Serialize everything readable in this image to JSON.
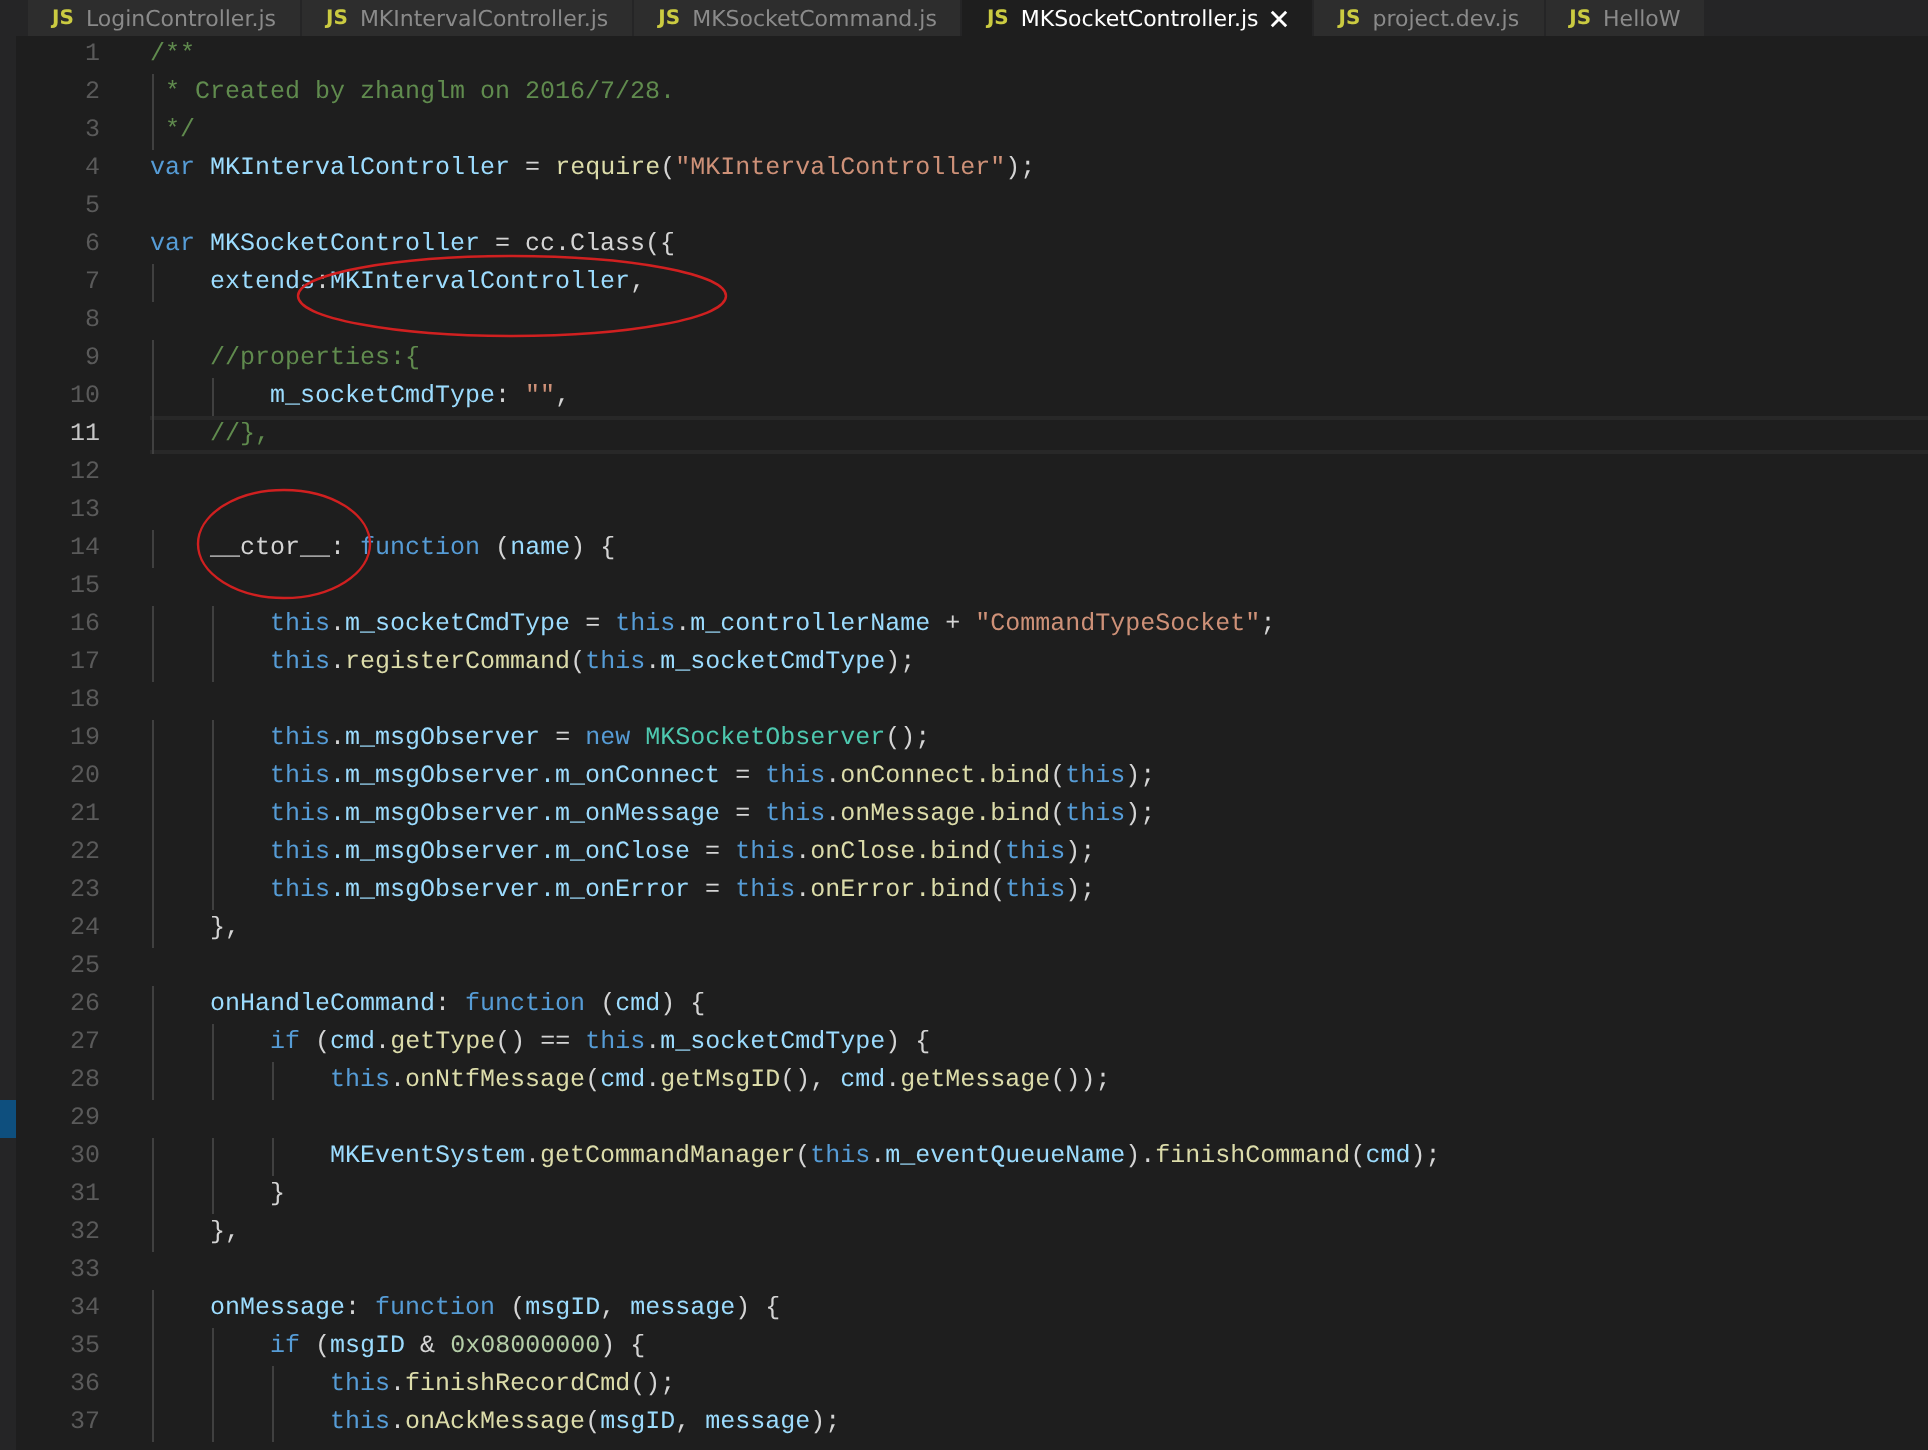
{
  "tabs": [
    {
      "icon_text": "JS",
      "label": "LoginController.js",
      "selected": false
    },
    {
      "icon_text": "JS",
      "label": "MKIntervalController.js",
      "selected": false
    },
    {
      "icon_text": "JS",
      "label": "MKSocketCommand.js",
      "selected": false
    },
    {
      "icon_text": "JS",
      "label": "MKSocketController.js",
      "selected": true
    },
    {
      "icon_text": "JS",
      "label": "project.dev.js",
      "selected": false
    },
    {
      "icon_text": "JS",
      "label": "HelloW",
      "selected": false
    }
  ],
  "editor": {
    "lines": [
      {
        "number": "1",
        "current": false,
        "tokens": [
          {
            "kind": "comment",
            "text": "/**"
          }
        ]
      },
      {
        "number": "2",
        "current": false,
        "tokens": [
          {
            "kind": "comment",
            "text": " * Created by zhanglm on 2016/7/28."
          }
        ]
      },
      {
        "number": "3",
        "current": false,
        "tokens": [
          {
            "kind": "comment",
            "text": " */"
          }
        ]
      },
      {
        "number": "4",
        "current": false,
        "tokens": [
          {
            "kind": "keyword",
            "text": "var "
          },
          {
            "kind": "variable",
            "text": "MKIntervalController"
          },
          {
            "kind": "plain",
            "text": " = "
          },
          {
            "kind": "function",
            "text": "require"
          },
          {
            "kind": "plain",
            "text": "("
          },
          {
            "kind": "string",
            "text": "\"MKIntervalController\""
          },
          {
            "kind": "plain",
            "text": ");"
          }
        ]
      },
      {
        "number": "5",
        "current": false
      },
      {
        "number": "6",
        "current": false,
        "tokens": [
          {
            "kind": "keyword",
            "text": "var "
          },
          {
            "kind": "variable",
            "text": "MKSocketController"
          },
          {
            "kind": "plain",
            "text": " = cc.Class({"
          }
        ]
      },
      {
        "number": "7",
        "current": false,
        "tokens": [
          {
            "kind": "variable",
            "text": "    extends"
          },
          {
            "kind": "plain",
            "text": ":"
          },
          {
            "kind": "variable",
            "text": "MKIntervalController"
          },
          {
            "kind": "plain",
            "text": ","
          }
        ]
      },
      {
        "number": "8",
        "current": false
      },
      {
        "number": "9",
        "current": false,
        "tokens": [
          {
            "kind": "comment",
            "text": "    //properties:{"
          }
        ]
      },
      {
        "number": "10",
        "current": false,
        "tokens": [
          {
            "kind": "variable",
            "text": "        m_socketCmdType"
          },
          {
            "kind": "plain",
            "text": ": "
          },
          {
            "kind": "string",
            "text": "\"\""
          },
          {
            "kind": "plain",
            "text": ","
          }
        ]
      },
      {
        "number": "11",
        "current": true,
        "tokens": [
          {
            "kind": "comment",
            "text": "    //},"
          }
        ]
      },
      {
        "number": "12",
        "current": false
      },
      {
        "number": "13",
        "current": false
      },
      {
        "number": "14",
        "current": false,
        "tokens": [
          {
            "kind": "plain",
            "text": "    __ctor__: "
          },
          {
            "kind": "keyword",
            "text": "function"
          },
          {
            "kind": "plain",
            "text": " ("
          },
          {
            "kind": "variable",
            "text": "name"
          },
          {
            "kind": "plain",
            "text": ") {"
          }
        ]
      },
      {
        "number": "15",
        "current": false
      },
      {
        "number": "16",
        "current": false,
        "tokens": [
          {
            "kind": "keyword",
            "text": "        this"
          },
          {
            "kind": "plain",
            "text": "."
          },
          {
            "kind": "variable",
            "text": "m_socketCmdType"
          },
          {
            "kind": "plain",
            "text": " = "
          },
          {
            "kind": "keyword",
            "text": "this"
          },
          {
            "kind": "plain",
            "text": "."
          },
          {
            "kind": "variable",
            "text": "m_controllerName"
          },
          {
            "kind": "plain",
            "text": " + "
          },
          {
            "kind": "string",
            "text": "\"CommandTypeSocket\""
          },
          {
            "kind": "plain",
            "text": ";"
          }
        ]
      },
      {
        "number": "17",
        "current": false,
        "tokens": [
          {
            "kind": "keyword",
            "text": "        this"
          },
          {
            "kind": "plain",
            "text": "."
          },
          {
            "kind": "function",
            "text": "registerCommand"
          },
          {
            "kind": "plain",
            "text": "("
          },
          {
            "kind": "keyword",
            "text": "this"
          },
          {
            "kind": "plain",
            "text": "."
          },
          {
            "kind": "variable",
            "text": "m_socketCmdType"
          },
          {
            "kind": "plain",
            "text": ");"
          }
        ]
      },
      {
        "number": "18",
        "current": false
      },
      {
        "number": "19",
        "current": false,
        "tokens": [
          {
            "kind": "keyword",
            "text": "        this"
          },
          {
            "kind": "plain",
            "text": "."
          },
          {
            "kind": "variable",
            "text": "m_msgObserver"
          },
          {
            "kind": "plain",
            "text": " = "
          },
          {
            "kind": "keyword",
            "text": "new "
          },
          {
            "kind": "class",
            "text": "MKSocketObserver"
          },
          {
            "kind": "plain",
            "text": "();"
          }
        ]
      },
      {
        "number": "20",
        "current": false,
        "tokens": [
          {
            "kind": "keyword",
            "text": "        this"
          },
          {
            "kind": "variable",
            "text": ".m_msgObserver.m_onConnect"
          },
          {
            "kind": "plain",
            "text": " = "
          },
          {
            "kind": "keyword",
            "text": "this"
          },
          {
            "kind": "plain",
            "text": "."
          },
          {
            "kind": "function",
            "text": "onConnect.bind"
          },
          {
            "kind": "plain",
            "text": "("
          },
          {
            "kind": "keyword",
            "text": "this"
          },
          {
            "kind": "plain",
            "text": ");"
          }
        ]
      },
      {
        "number": "21",
        "current": false,
        "tokens": [
          {
            "kind": "keyword",
            "text": "        this"
          },
          {
            "kind": "variable",
            "text": ".m_msgObserver.m_onMessage"
          },
          {
            "kind": "plain",
            "text": " = "
          },
          {
            "kind": "keyword",
            "text": "this"
          },
          {
            "kind": "plain",
            "text": "."
          },
          {
            "kind": "function",
            "text": "onMessage.bind"
          },
          {
            "kind": "plain",
            "text": "("
          },
          {
            "kind": "keyword",
            "text": "this"
          },
          {
            "kind": "plain",
            "text": ");"
          }
        ]
      },
      {
        "number": "22",
        "current": false,
        "tokens": [
          {
            "kind": "keyword",
            "text": "        this"
          },
          {
            "kind": "variable",
            "text": ".m_msgObserver.m_onClose"
          },
          {
            "kind": "plain",
            "text": " = "
          },
          {
            "kind": "keyword",
            "text": "this"
          },
          {
            "kind": "plain",
            "text": "."
          },
          {
            "kind": "function",
            "text": "onClose.bind"
          },
          {
            "kind": "plain",
            "text": "("
          },
          {
            "kind": "keyword",
            "text": "this"
          },
          {
            "kind": "plain",
            "text": ");"
          }
        ]
      },
      {
        "number": "23",
        "current": false,
        "tokens": [
          {
            "kind": "keyword",
            "text": "        this"
          },
          {
            "kind": "variable",
            "text": ".m_msgObserver.m_onError"
          },
          {
            "kind": "plain",
            "text": " = "
          },
          {
            "kind": "keyword",
            "text": "this"
          },
          {
            "kind": "plain",
            "text": "."
          },
          {
            "kind": "function",
            "text": "onError.bind"
          },
          {
            "kind": "plain",
            "text": "("
          },
          {
            "kind": "keyword",
            "text": "this"
          },
          {
            "kind": "plain",
            "text": ");"
          }
        ]
      },
      {
        "number": "24",
        "current": false,
        "tokens": [
          {
            "kind": "plain",
            "text": "    },"
          }
        ]
      },
      {
        "number": "25",
        "current": false
      },
      {
        "number": "26",
        "current": false,
        "tokens": [
          {
            "kind": "variable",
            "text": "    onHandleCommand"
          },
          {
            "kind": "plain",
            "text": ": "
          },
          {
            "kind": "keyword",
            "text": "function"
          },
          {
            "kind": "plain",
            "text": " ("
          },
          {
            "kind": "variable",
            "text": "cmd"
          },
          {
            "kind": "plain",
            "text": ") {"
          }
        ]
      },
      {
        "number": "27",
        "current": false,
        "tokens": [
          {
            "kind": "keyword",
            "text": "        if"
          },
          {
            "kind": "plain",
            "text": " ("
          },
          {
            "kind": "variable",
            "text": "cmd"
          },
          {
            "kind": "plain",
            "text": "."
          },
          {
            "kind": "function",
            "text": "getType"
          },
          {
            "kind": "plain",
            "text": "() == "
          },
          {
            "kind": "keyword",
            "text": "this"
          },
          {
            "kind": "plain",
            "text": "."
          },
          {
            "kind": "variable",
            "text": "m_socketCmdType"
          },
          {
            "kind": "plain",
            "text": ") {"
          }
        ]
      },
      {
        "number": "28",
        "current": false,
        "tokens": [
          {
            "kind": "keyword",
            "text": "            this"
          },
          {
            "kind": "plain",
            "text": "."
          },
          {
            "kind": "function",
            "text": "onNtfMessage"
          },
          {
            "kind": "plain",
            "text": "("
          },
          {
            "kind": "variable",
            "text": "cmd"
          },
          {
            "kind": "plain",
            "text": "."
          },
          {
            "kind": "function",
            "text": "getMsgID"
          },
          {
            "kind": "plain",
            "text": "(), "
          },
          {
            "kind": "variable",
            "text": "cmd"
          },
          {
            "kind": "plain",
            "text": "."
          },
          {
            "kind": "function",
            "text": "getMessage"
          },
          {
            "kind": "plain",
            "text": "());"
          }
        ]
      },
      {
        "number": "29",
        "current": false
      },
      {
        "number": "30",
        "current": false,
        "tokens": [
          {
            "kind": "variable",
            "text": "            MKEventSystem"
          },
          {
            "kind": "plain",
            "text": "."
          },
          {
            "kind": "function",
            "text": "getCommandManager"
          },
          {
            "kind": "plain",
            "text": "("
          },
          {
            "kind": "keyword",
            "text": "this"
          },
          {
            "kind": "plain",
            "text": "."
          },
          {
            "kind": "variable",
            "text": "m_eventQueueName"
          },
          {
            "kind": "plain",
            "text": ")."
          },
          {
            "kind": "function",
            "text": "finishCommand"
          },
          {
            "kind": "plain",
            "text": "("
          },
          {
            "kind": "variable",
            "text": "cmd"
          },
          {
            "kind": "plain",
            "text": ");"
          }
        ]
      },
      {
        "number": "31",
        "current": false,
        "tokens": [
          {
            "kind": "plain",
            "text": "        }"
          }
        ]
      },
      {
        "number": "32",
        "current": false,
        "tokens": [
          {
            "kind": "plain",
            "text": "    },"
          }
        ]
      },
      {
        "number": "33",
        "current": false
      },
      {
        "number": "34",
        "current": false,
        "tokens": [
          {
            "kind": "variable",
            "text": "    onMessage"
          },
          {
            "kind": "plain",
            "text": ": "
          },
          {
            "kind": "keyword",
            "text": "function"
          },
          {
            "kind": "plain",
            "text": " ("
          },
          {
            "kind": "variable",
            "text": "msgID"
          },
          {
            "kind": "plain",
            "text": ", "
          },
          {
            "kind": "variable",
            "text": "message"
          },
          {
            "kind": "plain",
            "text": ") {"
          }
        ]
      },
      {
        "number": "35",
        "current": false,
        "tokens": [
          {
            "kind": "keyword",
            "text": "        if"
          },
          {
            "kind": "plain",
            "text": " ("
          },
          {
            "kind": "variable",
            "text": "msgID"
          },
          {
            "kind": "plain",
            "text": " & "
          },
          {
            "kind": "number",
            "text": "0x08000000"
          },
          {
            "kind": "plain",
            "text": ") {"
          }
        ]
      },
      {
        "number": "36",
        "current": false,
        "tokens": [
          {
            "kind": "keyword",
            "text": "            this"
          },
          {
            "kind": "plain",
            "text": "."
          },
          {
            "kind": "function",
            "text": "finishRecordCmd"
          },
          {
            "kind": "plain",
            "text": "();"
          }
        ]
      },
      {
        "number": "37",
        "current": false,
        "tokens": [
          {
            "kind": "keyword",
            "text": "            this"
          },
          {
            "kind": "plain",
            "text": "."
          },
          {
            "kind": "function",
            "text": "onAckMessage"
          },
          {
            "kind": "plain",
            "text": "("
          },
          {
            "kind": "variable",
            "text": "msgID"
          },
          {
            "kind": "plain",
            "text": ", "
          },
          {
            "kind": "variable",
            "text": "message"
          },
          {
            "kind": "plain",
            "text": ");"
          }
        ]
      }
    ]
  }
}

+++

Gather each line in the data that holds the string "MKSocketController".

*The reply:*
      "label": "MKSocketController.js",
            "text": "MKSocketController"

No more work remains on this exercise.